=== PROVIDED RECORDS ===

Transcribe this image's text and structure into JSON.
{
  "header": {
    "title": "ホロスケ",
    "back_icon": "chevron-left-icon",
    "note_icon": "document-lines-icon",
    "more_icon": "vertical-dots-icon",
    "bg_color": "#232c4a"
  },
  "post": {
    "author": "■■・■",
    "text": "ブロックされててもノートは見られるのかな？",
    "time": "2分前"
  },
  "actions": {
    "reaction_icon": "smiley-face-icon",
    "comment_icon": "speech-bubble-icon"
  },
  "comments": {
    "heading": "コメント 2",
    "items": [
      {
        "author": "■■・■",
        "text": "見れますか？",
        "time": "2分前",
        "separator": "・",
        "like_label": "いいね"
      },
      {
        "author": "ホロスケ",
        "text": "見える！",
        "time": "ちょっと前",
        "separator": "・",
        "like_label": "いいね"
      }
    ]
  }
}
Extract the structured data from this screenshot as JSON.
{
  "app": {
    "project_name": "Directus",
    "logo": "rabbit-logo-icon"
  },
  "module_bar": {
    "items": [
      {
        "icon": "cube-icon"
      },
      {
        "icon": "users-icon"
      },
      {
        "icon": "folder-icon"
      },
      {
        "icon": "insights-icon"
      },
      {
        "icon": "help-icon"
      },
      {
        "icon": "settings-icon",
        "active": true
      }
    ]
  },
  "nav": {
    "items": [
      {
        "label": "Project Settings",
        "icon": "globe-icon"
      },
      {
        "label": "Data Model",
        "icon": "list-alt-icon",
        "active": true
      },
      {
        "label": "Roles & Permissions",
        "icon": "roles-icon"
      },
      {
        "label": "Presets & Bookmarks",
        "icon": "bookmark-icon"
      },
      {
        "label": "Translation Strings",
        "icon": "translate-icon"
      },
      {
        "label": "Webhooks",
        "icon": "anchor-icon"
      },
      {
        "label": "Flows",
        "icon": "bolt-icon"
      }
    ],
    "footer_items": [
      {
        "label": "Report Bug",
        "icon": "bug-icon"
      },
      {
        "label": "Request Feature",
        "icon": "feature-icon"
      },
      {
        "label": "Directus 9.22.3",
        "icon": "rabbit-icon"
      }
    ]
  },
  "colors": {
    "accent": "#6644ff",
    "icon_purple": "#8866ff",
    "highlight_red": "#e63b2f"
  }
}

===

* **SHORT PROBLEM**: From the line holding "Extract the structured" through the last line above, reproduce each line exactly and add nothing.

* **REPLY**:
Extract the structured data from this screenshot as JSON.
{
  "app": {
    "project_name": "Directus",
    "logo": "rabbit-logo-icon"
  },
  "module_bar": {
    "items": [
      {
        "icon": "cube-icon"
      },
      {
        "icon": "users-icon"
      },
      {
        "icon": "folder-icon"
      },
      {
        "icon": "insights-icon"
      },
      {
        "icon": "help-icon"
      },
      {
        "icon": "settings-icon",
        "active": true
      }
    ]
  },
  "nav": {
    "items": [
      {
        "label": "Project Settings",
        "icon": "globe-icon"
      },
      {
        "label": "Data Model",
        "icon": "list-alt-icon",
        "active": true
      },
      {
        "label": "Roles & Permissions",
        "icon": "roles-icon"
      },
      {
        "label": "Presets & Bookmarks",
        "icon": "bookmark-icon"
      },
      {
        "label": "Translation Strings",
        "icon": "translate-icon"
      },
      {
        "label": "Webhooks",
        "icon": "anchor-icon"
      },
      {
        "label": "Flows",
        "icon": "bolt-icon"
      }
    ],
    "footer_items": [
      {
        "label": "Report Bug",
        "icon": "bug-icon"
      },
      {
        "label": "Request Feature",
        "icon": "feature-icon"
      },
      {
        "label": "Directus 9.22.3",
        "icon": "rabbit-icon"
      }
    ]
  },
  "colors": {
    "accent": "#6644ff",
    "icon_purple": "#8866ff",
    "highlight_red": "#e63b2f"
  }
}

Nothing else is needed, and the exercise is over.